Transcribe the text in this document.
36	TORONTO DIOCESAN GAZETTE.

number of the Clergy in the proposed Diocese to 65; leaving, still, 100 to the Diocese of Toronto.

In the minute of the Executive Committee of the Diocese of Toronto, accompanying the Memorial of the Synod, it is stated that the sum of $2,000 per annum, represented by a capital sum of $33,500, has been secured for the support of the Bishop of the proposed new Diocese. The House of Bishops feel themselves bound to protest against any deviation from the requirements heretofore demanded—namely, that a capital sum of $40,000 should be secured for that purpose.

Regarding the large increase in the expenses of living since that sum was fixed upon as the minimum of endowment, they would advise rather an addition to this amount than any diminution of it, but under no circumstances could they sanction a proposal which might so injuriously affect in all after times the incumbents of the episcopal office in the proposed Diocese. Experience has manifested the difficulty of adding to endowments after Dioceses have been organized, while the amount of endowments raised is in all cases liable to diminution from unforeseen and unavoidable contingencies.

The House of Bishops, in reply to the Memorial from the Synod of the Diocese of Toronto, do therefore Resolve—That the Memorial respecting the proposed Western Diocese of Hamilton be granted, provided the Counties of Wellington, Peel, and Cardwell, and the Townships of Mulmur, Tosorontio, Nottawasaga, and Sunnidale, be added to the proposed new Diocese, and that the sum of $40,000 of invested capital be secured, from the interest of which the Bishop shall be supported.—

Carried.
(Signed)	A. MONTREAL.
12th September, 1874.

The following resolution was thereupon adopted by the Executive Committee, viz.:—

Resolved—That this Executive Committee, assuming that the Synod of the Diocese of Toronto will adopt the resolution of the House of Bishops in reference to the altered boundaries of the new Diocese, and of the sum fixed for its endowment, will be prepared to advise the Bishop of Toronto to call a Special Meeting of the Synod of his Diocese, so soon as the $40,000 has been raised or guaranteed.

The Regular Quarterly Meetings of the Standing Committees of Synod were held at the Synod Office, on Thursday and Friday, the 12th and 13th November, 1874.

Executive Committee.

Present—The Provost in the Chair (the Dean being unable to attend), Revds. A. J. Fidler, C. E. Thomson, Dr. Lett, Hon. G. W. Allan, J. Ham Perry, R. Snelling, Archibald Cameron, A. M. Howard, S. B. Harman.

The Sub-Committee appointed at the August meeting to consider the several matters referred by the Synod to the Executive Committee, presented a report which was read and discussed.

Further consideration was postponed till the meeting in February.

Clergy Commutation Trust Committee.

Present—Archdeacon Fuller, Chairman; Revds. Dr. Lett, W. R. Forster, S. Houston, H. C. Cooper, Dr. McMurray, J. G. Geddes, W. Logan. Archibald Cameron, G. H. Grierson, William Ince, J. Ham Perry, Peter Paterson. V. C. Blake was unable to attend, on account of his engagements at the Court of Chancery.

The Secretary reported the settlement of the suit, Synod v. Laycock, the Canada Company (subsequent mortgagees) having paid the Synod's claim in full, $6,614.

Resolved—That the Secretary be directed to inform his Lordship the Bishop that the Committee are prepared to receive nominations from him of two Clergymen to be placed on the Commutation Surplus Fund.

===============

● What this task involves
Scan the data above and copy every line with "Memorial" in it.

● Exercise output
In the minute of the Executive Committee of the Diocese of Toronto, accompanying the Memorial of the Synod, it is stated that the sum of $2,000 per annum, represented by a capital sum of $33,500, has been secured for the support of the Bishop of the proposed new Diocese. The House of Bishops feel themselves bound to protest against any deviation from the requirements heretofore demanded—namely, that a capital sum of $40,000 should be secured for that purpose.
The House of Bishops, in reply to the Memorial from the Synod of the Diocese of Toronto, do therefore Resolve—That the Memorial respecting the proposed Western Diocese of Hamilton be granted, provided the Counties of Wellington, Peel, and Cardwell, and the Townships of Mulmur, Tosorontio, Nottawasaga, and Sunnidale, be added to the proposed new Diocese, and that the sum of $40,000 of invested capital be secured, from the interest of which the Bishop shall be supported.—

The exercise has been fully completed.